Your task is to copy every line of this material exactly.

— Available data —
_ _ _ _ _

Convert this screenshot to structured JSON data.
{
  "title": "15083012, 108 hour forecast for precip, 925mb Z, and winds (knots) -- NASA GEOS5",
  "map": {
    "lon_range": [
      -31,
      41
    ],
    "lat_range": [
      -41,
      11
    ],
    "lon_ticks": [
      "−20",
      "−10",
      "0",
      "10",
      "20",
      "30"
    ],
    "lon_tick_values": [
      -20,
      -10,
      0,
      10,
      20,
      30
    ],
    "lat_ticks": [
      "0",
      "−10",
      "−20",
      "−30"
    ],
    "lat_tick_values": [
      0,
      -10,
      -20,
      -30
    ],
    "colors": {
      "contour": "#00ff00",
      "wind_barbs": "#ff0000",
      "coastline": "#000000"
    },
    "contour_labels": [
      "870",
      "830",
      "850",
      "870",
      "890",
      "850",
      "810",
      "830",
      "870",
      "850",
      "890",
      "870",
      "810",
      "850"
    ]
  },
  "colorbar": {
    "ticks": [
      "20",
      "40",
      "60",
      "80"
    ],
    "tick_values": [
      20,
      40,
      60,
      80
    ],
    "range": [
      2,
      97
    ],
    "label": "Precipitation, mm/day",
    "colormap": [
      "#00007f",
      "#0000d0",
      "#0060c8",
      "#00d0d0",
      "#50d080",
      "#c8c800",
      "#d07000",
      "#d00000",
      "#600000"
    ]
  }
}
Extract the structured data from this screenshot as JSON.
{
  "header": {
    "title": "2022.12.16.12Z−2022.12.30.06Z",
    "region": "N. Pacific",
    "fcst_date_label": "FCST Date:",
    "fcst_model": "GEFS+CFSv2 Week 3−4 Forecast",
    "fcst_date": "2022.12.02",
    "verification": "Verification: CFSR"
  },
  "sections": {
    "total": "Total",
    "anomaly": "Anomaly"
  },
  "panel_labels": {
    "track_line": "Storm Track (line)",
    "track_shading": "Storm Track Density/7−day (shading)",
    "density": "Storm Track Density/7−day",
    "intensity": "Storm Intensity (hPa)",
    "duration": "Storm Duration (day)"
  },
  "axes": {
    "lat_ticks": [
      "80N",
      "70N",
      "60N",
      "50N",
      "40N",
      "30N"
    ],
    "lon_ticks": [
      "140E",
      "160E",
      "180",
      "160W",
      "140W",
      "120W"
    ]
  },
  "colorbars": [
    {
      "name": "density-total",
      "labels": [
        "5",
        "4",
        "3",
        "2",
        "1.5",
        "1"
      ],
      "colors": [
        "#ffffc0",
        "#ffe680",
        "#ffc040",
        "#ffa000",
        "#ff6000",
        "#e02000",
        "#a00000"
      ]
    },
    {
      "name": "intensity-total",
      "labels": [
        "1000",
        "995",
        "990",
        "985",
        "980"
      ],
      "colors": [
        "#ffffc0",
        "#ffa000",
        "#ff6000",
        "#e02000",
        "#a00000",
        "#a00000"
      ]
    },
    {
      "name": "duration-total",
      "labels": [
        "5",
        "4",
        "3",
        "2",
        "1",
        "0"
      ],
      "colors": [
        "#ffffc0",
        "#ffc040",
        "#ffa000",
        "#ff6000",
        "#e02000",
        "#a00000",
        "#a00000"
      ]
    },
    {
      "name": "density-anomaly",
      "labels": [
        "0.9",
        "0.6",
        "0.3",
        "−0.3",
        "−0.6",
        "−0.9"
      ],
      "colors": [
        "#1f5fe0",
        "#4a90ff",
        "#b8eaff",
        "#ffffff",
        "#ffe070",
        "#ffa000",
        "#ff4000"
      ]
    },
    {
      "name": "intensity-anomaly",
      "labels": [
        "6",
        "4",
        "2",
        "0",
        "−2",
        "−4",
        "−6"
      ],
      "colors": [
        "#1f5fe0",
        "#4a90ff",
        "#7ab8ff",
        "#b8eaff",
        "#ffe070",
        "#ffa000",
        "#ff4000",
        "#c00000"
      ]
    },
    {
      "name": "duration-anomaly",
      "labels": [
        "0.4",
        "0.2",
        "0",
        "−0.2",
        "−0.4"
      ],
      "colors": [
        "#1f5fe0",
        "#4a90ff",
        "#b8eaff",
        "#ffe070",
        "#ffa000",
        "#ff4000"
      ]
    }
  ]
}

_ _ _ _ _

— Output below —
Convert this screenshot to structured JSON data.
{
  "title": "15083012, 108 hour forecast for precip, 925mb Z, and winds (knots) -- NASA GEOS5",
  "map": {
    "lon_range": [
      -31,
      41
    ],
    "lat_range": [
      -41,
      11
    ],
    "lon_ticks": [
      "−20",
      "−10",
      "0",
      "10",
      "20",
      "30"
    ],
    "lon_tick_values": [
      -20,
      -10,
      0,
      10,
      20,
      30
    ],
    "lat_ticks": [
      "0",
      "−10",
      "−20",
      "−30"
    ],
    "lat_tick_values": [
      0,
      -10,
      -20,
      -30
    ],
    "colors": {
      "contour": "#00ff00",
      "wind_barbs": "#ff0000",
      "coastline": "#000000"
    },
    "contour_labels": [
      "870",
      "830",
      "850",
      "870",
      "890",
      "850",
      "810",
      "830",
      "870",
      "850",
      "890",
      "870",
      "810",
      "850"
    ]
  },
  "colorbar": {
    "ticks": [
      "20",
      "40",
      "60",
      "80"
    ],
    "tick_values": [
      20,
      40,
      60,
      80
    ],
    "range": [
      2,
      97
    ],
    "label": "Precipitation, mm/day",
    "colormap": [
      "#00007f",
      "#0000d0",
      "#0060c8",
      "#00d0d0",
      "#50d080",
      "#c8c800",
      "#d07000",
      "#d00000",
      "#600000"
    ]
  }
}
Extract the structured data from this screenshot as JSON.
{
  "header": {
    "title": "2022.12.16.12Z−2022.12.30.06Z",
    "region": "N. Pacific",
    "fcst_date_label": "FCST Date:",
    "fcst_model": "GEFS+CFSv2 Week 3−4 Forecast",
    "fcst_date": "2022.12.02",
    "verification": "Verification: CFSR"
  },
  "sections": {
    "total": "Total",
    "anomaly": "Anomaly"
  },
  "panel_labels": {
    "track_line": "Storm Track (line)",
    "track_shading": "Storm Track Density/7−day (shading)",
    "density": "Storm Track Density/7−day",
    "intensity": "Storm Intensity (hPa)",
    "duration": "Storm Duration (day)"
  },
  "axes": {
    "lat_ticks": [
      "80N",
      "70N",
      "60N",
      "50N",
      "40N",
      "30N"
    ],
    "lon_ticks": [
      "140E",
      "160E",
      "180",
      "160W",
      "140W",
      "120W"
    ]
  },
  "colorbars": [
    {
      "name": "density-total",
      "labels": [
        "5",
        "4",
        "3",
        "2",
        "1.5",
        "1"
      ],
      "colors": [
        "#ffffc0",
        "#ffe680",
        "#ffc040",
        "#ffa000",
        "#ff6000",
        "#e02000",
        "#a00000"
      ]
    },
    {
      "name": "intensity-total",
      "labels": [
        "1000",
        "995",
        "990",
        "985",
        "980"
      ],
      "colors": [
        "#ffffc0",
        "#ffa000",
        "#ff6000",
        "#e02000",
        "#a00000",
        "#a00000"
      ]
    },
    {
      "name": "duration-total",
      "labels": [
        "5",
        "4",
        "3",
        "2",
        "1",
        "0"
      ],
      "colors": [
        "#ffffc0",
        "#ffc040",
        "#ffa000",
        "#ff6000",
        "#e02000",
        "#a00000",
        "#a00000"
      ]
    },
    {
      "name": "density-anomaly",
      "labels": [
        "0.9",
        "0.6",
        "0.3",
        "−0.3",
        "−0.6",
        "−0.9"
      ],
      "colors": [
        "#1f5fe0",
        "#4a90ff",
        "#b8eaff",
        "#ffffff",
        "#ffe070",
        "#ffa000",
        "#ff4000"
      ]
    },
    {
      "name": "intensity-anomaly",
      "labels": [
        "6",
        "4",
        "2",
        "0",
        "−2",
        "−4",
        "−6"
      ],
      "colors": [
        "#1f5fe0",
        "#4a90ff",
        "#7ab8ff",
        "#b8eaff",
        "#ffe070",
        "#ffa000",
        "#ff4000",
        "#c00000"
      ]
    },
    {
      "name": "duration-anomaly",
      "labels": [
        "0.4",
        "0.2",
        "0",
        "−0.2",
        "−0.4"
      ],
      "colors": [
        "#1f5fe0",
        "#4a90ff",
        "#b8eaff",
        "#ffe070",
        "#ffa000",
        "#ff4000"
      ]
    }
  ]
}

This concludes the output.